_Consigne_: Résumez l'extrait en deux phrases.

Le Dr Saïd Sadi s’est montré partisan de « tout ou rien » en s’adressant via une vidéo au Dr Mourad Dhina, patron du mouvement Rachad. Comme à son accoutumée Sadi a fait preuve d’une verve caustique. Adoptant un ton délibérément hautain, le démocrate invétéré, donna l’impression d’un soldat guerrier décidé à asséner des flèches acérées à son ennemi. Dhina a pris pour son grade. Ce dernier a dû écarquiller les yeux en entendant discourir l’un des principaux soutiens de la junte militaire dans les années 1990. Après lui avoir porté le chapeau de tous les maux, Sadi achève son laïus par exhorter les militaires à « retourner à leurs casernes ». Sadi n’explique pas pourquoi il a changé d’avis, pourquoi il appelle aujourd’hui l’armée à se retirer de la politique alors qu’en 1991 il avait appelé à l’intervention de celle-ci pour stopper le processus électoral ? Il aurait pu faire preuve d’humilité en reconnaissant avoir commis une erreur. Mais à ma connaissance, l’unique fois où Sadi a reconnu avoir fauté c’est lorsqu’il déclara au lendemain de sa défaite électorale de 1991 qu’il s’était « trompé de société ». Cette confession ne préluda-t-elle pas à une suite d’errements qui devaient le jeter dans la gueule du loup ?
Sadi et l’Histoire
Défenseur acharné de Abane et de la Soummam, Saïd Sadi est pourtant le moins bien placé pour se revendiquer de ce héros de la Révolution, lequel paya de sa vie pour avoir exigé l’éloignement des militaires de la décision politique. Abane a préféré mourir dans la dignité que céder le pouvoir à une poignée de chefs de guerre. N’est-ce pas que c’est curieux ? Pourquoi déclarer vouer une admiration sans bornes à Abane et s’échiner en même temps à fouler aux pieds les principes qu’il a légués ? Il n’y a que l’art oratoire de Sadi qui peut concilier l’irréconciliable. Maîtrisant l’art du mensonge et du mensonge par omission, il accuse Dhina d’avoir eu des contacts secrets avec la police politique en voulant comme preuve le fait que Kasdi Merbah, ex chef de la SM l’avait rencontré en Suisse. Cette information n’est pas un scoop (vous pouvez la retrouver dans le dossier que j’ai consacré à Merbah ( article daté du 31 décembre 2018). En vérité Merbah à cette époque était patron du MAJD, parti qu’il avait créée à la suite de son limogeage du poste de chef de gouvernement par Chadli. En effet, Merbah avait quitté la SM en 1979 après la mort de Boumediene. Quoi de plus normal donc que de rencontrer un chef de parti légal qui avait l’habitude de se réunir à Alger avec d’autres partis ?

(Lignes d'un jeu de données de mise en page)
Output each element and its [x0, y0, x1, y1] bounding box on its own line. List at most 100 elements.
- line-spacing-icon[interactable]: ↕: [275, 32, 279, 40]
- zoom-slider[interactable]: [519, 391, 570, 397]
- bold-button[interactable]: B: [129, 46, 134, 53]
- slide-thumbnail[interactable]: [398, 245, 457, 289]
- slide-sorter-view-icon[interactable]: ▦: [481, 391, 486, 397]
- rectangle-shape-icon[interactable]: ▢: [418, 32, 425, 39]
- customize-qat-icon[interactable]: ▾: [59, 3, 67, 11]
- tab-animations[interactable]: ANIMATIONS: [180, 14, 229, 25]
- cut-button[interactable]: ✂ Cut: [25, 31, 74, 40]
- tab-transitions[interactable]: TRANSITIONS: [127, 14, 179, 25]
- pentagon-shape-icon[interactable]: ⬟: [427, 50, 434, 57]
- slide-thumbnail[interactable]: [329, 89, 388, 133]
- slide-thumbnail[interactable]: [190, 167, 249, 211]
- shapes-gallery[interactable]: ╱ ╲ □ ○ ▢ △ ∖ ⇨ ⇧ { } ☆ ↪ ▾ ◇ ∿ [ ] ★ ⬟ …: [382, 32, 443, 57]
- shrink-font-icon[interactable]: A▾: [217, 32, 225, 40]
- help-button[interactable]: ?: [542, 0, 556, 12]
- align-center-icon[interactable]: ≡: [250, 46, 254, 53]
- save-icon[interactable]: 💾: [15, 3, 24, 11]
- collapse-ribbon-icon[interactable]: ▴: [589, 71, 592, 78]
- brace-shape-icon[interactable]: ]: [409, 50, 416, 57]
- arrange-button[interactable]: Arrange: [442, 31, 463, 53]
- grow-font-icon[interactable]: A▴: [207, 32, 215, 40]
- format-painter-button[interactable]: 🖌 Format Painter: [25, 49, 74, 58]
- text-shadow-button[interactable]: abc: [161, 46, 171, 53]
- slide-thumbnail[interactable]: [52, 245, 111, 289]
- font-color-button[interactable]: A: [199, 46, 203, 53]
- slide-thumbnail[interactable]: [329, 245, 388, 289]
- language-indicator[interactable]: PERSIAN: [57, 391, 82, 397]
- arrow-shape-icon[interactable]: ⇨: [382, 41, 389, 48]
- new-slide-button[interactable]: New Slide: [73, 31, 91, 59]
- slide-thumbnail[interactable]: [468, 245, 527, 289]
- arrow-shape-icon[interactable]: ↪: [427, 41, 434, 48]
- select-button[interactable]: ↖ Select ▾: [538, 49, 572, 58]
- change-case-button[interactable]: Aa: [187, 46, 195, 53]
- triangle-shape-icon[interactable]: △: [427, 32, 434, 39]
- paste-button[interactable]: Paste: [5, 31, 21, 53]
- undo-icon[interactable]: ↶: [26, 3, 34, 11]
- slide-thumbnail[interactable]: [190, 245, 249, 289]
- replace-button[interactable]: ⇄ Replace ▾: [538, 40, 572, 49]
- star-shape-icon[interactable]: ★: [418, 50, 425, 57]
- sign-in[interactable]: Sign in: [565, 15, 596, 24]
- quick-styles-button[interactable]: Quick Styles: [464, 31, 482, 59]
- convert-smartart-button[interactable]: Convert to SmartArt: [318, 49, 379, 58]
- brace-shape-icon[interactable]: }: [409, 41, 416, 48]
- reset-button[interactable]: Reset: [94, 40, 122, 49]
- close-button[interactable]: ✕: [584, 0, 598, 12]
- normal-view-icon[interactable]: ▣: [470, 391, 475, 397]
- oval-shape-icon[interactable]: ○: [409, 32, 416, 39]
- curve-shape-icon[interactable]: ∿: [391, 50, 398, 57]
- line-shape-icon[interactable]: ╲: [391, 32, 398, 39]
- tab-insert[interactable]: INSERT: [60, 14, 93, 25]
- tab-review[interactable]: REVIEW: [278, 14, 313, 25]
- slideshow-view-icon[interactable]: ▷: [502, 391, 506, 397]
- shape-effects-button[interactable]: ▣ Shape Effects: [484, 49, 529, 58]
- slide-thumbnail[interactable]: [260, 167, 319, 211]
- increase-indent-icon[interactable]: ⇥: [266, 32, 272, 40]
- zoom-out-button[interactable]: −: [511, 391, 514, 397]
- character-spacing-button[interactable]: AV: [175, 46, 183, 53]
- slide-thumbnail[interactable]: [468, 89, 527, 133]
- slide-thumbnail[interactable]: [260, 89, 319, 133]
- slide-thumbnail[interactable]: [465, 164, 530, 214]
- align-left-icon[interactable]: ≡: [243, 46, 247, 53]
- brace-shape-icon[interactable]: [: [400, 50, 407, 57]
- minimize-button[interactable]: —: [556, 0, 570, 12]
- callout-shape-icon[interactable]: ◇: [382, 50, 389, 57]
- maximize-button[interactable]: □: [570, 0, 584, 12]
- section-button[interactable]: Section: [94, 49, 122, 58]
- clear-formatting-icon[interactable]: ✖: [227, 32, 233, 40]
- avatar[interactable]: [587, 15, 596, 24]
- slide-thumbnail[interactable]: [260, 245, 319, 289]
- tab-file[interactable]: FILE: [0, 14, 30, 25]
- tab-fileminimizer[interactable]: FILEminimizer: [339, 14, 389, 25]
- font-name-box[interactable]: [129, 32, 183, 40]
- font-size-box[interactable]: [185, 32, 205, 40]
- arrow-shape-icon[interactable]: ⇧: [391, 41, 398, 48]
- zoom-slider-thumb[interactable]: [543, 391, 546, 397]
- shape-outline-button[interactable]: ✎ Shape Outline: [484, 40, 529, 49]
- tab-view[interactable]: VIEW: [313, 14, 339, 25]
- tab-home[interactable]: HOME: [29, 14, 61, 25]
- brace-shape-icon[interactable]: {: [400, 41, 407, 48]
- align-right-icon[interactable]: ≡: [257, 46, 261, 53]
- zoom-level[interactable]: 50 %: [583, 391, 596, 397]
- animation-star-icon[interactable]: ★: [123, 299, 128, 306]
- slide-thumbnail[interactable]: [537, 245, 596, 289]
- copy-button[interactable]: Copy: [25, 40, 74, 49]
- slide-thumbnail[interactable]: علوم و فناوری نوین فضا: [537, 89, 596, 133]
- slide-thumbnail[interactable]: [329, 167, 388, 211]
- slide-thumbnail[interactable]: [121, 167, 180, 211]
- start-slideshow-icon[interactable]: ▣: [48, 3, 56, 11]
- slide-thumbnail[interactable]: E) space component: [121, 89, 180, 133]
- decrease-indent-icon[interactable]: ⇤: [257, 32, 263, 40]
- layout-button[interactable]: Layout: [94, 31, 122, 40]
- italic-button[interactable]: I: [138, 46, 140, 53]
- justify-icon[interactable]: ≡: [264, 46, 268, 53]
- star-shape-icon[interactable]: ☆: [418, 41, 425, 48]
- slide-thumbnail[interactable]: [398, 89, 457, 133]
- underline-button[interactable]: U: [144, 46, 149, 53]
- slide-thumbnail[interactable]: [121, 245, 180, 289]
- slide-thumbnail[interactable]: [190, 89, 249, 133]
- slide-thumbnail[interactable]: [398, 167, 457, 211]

_Corrigé_: Dans une vidéo adressée à Mourad Dhina, patron du mouvement Rachad, Saïd Sadi exhorte les militaires à « retourner à leurs casernes », sans expliquer pourquoi il a changé d'avis alors qu'en 1991 il avait appelé à l'intervention de l'armée pour stopper le processus électoral. Il se réclame d'Abane, qui paya de sa vie pour avoir exigé l'éloignement des militaires de la décision politique, et accuse Dhina de contacts secrets avec la police politique en invoquant sa rencontre en Suisse avec Kasdi Merbah, qui avait pourtant quitté la SM en 1979 et dirigeait alors le MAJD.